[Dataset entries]
-*-

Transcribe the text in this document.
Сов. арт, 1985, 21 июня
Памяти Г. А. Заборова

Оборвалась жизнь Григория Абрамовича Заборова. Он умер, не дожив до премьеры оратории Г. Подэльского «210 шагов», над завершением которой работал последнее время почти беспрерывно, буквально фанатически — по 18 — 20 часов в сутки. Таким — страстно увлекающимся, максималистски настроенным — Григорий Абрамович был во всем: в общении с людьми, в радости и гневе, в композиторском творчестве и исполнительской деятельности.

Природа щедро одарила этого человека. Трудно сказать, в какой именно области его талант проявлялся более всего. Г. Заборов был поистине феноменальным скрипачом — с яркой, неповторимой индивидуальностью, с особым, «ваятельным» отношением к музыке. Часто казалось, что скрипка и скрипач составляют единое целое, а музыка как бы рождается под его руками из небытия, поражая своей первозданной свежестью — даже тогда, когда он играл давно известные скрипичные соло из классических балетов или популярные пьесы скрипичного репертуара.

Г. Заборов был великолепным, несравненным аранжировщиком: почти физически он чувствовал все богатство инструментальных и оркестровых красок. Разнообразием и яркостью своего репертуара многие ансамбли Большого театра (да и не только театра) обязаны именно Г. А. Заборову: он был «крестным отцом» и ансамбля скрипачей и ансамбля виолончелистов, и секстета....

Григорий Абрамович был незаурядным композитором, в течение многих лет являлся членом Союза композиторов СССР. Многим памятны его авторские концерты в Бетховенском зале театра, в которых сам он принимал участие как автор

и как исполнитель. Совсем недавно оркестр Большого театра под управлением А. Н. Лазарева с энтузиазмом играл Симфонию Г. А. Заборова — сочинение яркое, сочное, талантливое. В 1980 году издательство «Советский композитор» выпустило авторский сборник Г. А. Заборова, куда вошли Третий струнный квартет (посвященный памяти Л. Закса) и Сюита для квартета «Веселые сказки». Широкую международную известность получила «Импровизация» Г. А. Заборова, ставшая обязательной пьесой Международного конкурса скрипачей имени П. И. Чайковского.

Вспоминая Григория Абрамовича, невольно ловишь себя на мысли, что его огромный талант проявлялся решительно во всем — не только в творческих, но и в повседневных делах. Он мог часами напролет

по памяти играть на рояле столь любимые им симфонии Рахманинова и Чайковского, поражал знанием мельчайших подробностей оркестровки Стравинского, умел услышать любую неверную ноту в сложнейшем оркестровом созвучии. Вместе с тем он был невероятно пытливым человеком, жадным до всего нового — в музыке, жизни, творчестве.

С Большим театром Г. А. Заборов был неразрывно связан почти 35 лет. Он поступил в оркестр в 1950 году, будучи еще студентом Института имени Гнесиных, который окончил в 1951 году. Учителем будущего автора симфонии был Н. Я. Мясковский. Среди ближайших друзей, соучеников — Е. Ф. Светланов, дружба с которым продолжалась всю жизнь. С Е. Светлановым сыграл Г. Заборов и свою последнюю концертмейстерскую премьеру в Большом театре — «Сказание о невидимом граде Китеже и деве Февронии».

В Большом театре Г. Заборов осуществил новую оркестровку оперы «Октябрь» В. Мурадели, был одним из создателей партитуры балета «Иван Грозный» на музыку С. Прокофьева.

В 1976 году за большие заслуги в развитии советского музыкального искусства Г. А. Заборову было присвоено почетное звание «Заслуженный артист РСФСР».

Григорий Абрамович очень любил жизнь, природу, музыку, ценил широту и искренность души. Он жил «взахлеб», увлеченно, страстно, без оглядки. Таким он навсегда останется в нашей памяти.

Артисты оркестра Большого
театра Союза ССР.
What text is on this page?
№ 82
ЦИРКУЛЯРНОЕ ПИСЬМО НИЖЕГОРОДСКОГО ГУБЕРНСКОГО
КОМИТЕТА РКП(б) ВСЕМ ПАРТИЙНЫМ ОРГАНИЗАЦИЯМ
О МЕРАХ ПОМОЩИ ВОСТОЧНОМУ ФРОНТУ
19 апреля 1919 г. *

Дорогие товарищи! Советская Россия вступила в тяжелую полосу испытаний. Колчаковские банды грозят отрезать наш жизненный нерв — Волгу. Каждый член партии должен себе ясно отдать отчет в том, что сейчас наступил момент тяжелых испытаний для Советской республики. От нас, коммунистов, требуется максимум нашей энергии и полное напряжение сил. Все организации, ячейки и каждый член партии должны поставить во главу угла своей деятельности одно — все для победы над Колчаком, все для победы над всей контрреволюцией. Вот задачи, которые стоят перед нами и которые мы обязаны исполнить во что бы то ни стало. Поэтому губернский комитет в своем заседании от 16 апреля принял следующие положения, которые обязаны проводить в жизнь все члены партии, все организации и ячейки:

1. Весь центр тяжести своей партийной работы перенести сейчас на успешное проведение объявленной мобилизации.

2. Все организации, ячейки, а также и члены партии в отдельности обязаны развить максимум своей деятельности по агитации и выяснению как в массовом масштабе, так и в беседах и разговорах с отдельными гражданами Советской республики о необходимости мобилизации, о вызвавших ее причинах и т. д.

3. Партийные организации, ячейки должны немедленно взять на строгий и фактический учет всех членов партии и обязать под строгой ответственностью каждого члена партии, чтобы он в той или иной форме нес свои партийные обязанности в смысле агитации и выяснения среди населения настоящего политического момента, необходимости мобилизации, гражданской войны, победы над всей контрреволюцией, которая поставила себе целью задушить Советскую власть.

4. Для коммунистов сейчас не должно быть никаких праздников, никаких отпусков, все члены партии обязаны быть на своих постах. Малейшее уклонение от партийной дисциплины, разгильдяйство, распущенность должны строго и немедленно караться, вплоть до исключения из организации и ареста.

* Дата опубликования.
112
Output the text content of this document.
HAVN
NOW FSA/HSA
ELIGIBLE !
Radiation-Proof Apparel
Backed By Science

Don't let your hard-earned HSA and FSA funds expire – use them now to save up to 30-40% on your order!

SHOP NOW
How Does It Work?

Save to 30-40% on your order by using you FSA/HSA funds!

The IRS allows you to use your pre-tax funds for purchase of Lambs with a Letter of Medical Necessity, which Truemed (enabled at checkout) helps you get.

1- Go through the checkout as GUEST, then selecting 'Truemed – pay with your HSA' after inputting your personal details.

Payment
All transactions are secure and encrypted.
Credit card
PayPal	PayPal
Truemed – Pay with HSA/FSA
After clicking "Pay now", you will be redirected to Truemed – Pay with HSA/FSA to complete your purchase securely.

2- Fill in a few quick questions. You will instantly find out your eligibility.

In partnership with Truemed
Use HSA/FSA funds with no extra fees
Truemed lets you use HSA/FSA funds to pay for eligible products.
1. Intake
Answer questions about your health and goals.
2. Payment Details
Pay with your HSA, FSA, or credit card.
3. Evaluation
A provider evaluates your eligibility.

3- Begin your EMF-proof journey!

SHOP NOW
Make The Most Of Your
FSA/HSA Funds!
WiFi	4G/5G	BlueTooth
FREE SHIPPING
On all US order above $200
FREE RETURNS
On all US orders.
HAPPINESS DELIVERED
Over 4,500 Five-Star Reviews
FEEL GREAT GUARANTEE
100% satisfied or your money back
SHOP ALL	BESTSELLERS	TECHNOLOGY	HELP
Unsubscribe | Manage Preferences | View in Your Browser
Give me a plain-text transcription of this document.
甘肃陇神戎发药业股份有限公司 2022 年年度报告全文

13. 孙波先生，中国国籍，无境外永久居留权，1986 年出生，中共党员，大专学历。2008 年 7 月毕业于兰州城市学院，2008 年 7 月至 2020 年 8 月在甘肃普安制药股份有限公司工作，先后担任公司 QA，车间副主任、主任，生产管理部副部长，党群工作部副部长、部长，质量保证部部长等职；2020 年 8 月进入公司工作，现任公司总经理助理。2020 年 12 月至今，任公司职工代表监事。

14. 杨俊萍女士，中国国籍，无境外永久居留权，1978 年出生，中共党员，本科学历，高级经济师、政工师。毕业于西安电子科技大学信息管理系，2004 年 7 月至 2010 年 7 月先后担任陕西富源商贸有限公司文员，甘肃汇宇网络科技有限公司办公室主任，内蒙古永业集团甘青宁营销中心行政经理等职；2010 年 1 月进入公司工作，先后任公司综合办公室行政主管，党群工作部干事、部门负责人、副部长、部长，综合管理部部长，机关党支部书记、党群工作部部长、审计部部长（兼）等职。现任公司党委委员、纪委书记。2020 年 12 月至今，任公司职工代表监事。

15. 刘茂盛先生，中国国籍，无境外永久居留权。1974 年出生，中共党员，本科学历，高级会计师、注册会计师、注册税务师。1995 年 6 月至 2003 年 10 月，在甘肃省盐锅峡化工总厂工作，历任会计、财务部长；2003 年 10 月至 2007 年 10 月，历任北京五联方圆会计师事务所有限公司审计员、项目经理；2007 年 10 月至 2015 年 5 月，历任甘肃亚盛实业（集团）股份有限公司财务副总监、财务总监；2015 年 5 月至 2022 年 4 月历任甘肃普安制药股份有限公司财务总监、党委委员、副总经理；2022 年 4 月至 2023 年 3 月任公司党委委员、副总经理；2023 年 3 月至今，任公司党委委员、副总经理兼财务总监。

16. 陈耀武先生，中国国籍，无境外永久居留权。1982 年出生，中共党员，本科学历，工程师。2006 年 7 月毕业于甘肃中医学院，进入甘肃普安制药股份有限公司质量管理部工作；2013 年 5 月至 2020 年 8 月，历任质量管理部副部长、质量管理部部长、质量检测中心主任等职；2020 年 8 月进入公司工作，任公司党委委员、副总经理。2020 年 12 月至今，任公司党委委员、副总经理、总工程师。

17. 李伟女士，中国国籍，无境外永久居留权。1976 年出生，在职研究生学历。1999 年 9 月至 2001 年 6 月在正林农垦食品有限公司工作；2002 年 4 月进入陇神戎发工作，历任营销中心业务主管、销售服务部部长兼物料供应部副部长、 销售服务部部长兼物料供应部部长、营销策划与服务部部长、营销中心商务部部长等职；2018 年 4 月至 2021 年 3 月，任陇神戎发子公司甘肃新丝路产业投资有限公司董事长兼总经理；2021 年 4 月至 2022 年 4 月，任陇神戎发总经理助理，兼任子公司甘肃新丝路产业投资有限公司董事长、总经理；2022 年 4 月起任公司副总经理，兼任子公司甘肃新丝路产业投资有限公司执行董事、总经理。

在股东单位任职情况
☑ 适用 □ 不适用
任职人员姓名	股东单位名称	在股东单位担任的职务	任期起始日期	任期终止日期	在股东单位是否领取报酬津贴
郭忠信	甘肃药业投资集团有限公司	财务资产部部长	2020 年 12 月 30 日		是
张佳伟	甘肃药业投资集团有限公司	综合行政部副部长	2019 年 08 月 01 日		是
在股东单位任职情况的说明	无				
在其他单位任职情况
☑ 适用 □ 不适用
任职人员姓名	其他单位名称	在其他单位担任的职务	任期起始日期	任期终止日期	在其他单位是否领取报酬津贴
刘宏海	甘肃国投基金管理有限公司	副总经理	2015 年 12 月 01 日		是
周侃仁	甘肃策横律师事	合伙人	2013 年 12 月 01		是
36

-*-

- [WHAT IS EXPECTED] Emit verbatim the lines running from the one with "Give me a plain-text" through the last line of the data, both endpoints inclusive.

- [FINAL RESULT]
Give me a plain-text transcription of this document.
甘肃陇神戎发药业股份有限公司 2022 年年度报告全文

13. 孙波先生，中国国籍，无境外永久居留权，1986 年出生，中共党员，大专学历。2008 年 7 月毕业于兰州城市学院，2008 年 7 月至 2020 年 8 月在甘肃普安制药股份有限公司工作，先后担任公司 QA，车间副主任、主任，生产管理部副部长，党群工作部副部长、部长，质量保证部部长等职；2020 年 8 月进入公司工作，现任公司总经理助理。2020 年 12 月至今，任公司职工代表监事。

14. 杨俊萍女士，中国国籍，无境外永久居留权，1978 年出生，中共党员，本科学历，高级经济师、政工师。毕业于西安电子科技大学信息管理系，2004 年 7 月至 2010 年 7 月先后担任陕西富源商贸有限公司文员，甘肃汇宇网络科技有限公司办公室主任，内蒙古永业集团甘青宁营销中心行政经理等职；2010 年 1 月进入公司工作，先后任公司综合办公室行政主管，党群工作部干事、部门负责人、副部长、部长，综合管理部部长，机关党支部书记、党群工作部部长、审计部部长（兼）等职。现任公司党委委员、纪委书记。2020 年 12 月至今，任公司职工代表监事。

15. 刘茂盛先生，中国国籍，无境外永久居留权。1974 年出生，中共党员，本科学历，高级会计师、注册会计师、注册税务师。1995 年 6 月至 2003 年 10 月，在甘肃省盐锅峡化工总厂工作，历任会计、财务部长；2003 年 10 月至 2007 年 10 月，历任北京五联方圆会计师事务所有限公司审计员、项目经理；2007 年 10 月至 2015 年 5 月，历任甘肃亚盛实业（集团）股份有限公司财务副总监、财务总监；2015 年 5 月至 2022 年 4 月历任甘肃普安制药股份有限公司财务总监、党委委员、副总经理；2022 年 4 月至 2023 年 3 月任公司党委委员、副总经理；2023 年 3 月至今，任公司党委委员、副总经理兼财务总监。

16. 陈耀武先生，中国国籍，无境外永久居留权。1982 年出生，中共党员，本科学历，工程师。2006 年 7 月毕业于甘肃中医学院，进入甘肃普安制药股份有限公司质量管理部工作；2013 年 5 月至 2020 年 8 月，历任质量管理部副部长、质量管理部部长、质量检测中心主任等职；2020 年 8 月进入公司工作，任公司党委委员、副总经理。2020 年 12 月至今，任公司党委委员、副总经理、总工程师。

17. 李伟女士，中国国籍，无境外永久居留权。1976 年出生，在职研究生学历。1999 年 9 月至 2001 年 6 月在正林农垦食品有限公司工作；2002 年 4 月进入陇神戎发工作，历任营销中心业务主管、销售服务部部长兼物料供应部副部长、 销售服务部部长兼物料供应部部长、营销策划与服务部部长、营销中心商务部部长等职；2018 年 4 月至 2021 年 3 月，任陇神戎发子公司甘肃新丝路产业投资有限公司董事长兼总经理；2021 年 4 月至 2022 年 4 月，任陇神戎发总经理助理，兼任子公司甘肃新丝路产业投资有限公司董事长、总经理；2022 年 4 月起任公司副总经理，兼任子公司甘肃新丝路产业投资有限公司执行董事、总经理。

在股东单位任职情况
☑ 适用 □ 不适用
任职人员姓名	股东单位名称	在股东单位担任的职务	任期起始日期	任期终止日期	在股东单位是否领取报酬津贴
郭忠信	甘肃药业投资集团有限公司	财务资产部部长	2020 年 12 月 30 日		是
张佳伟	甘肃药业投资集团有限公司	综合行政部副部长	2019 年 08 月 01 日		是
在股东单位任职情况的说明	无				
在其他单位任职情况
☑ 适用 □ 不适用
任职人员姓名	其他单位名称	在其他单位担任的职务	任期起始日期	任期终止日期	在其他单位是否领取报酬津贴
刘宏海	甘肃国投基金管理有限公司	副总经理	2015 年 12 月 01 日		是
周侃仁	甘肃策横律师事	合伙人	2013 年 12 月 01		是
36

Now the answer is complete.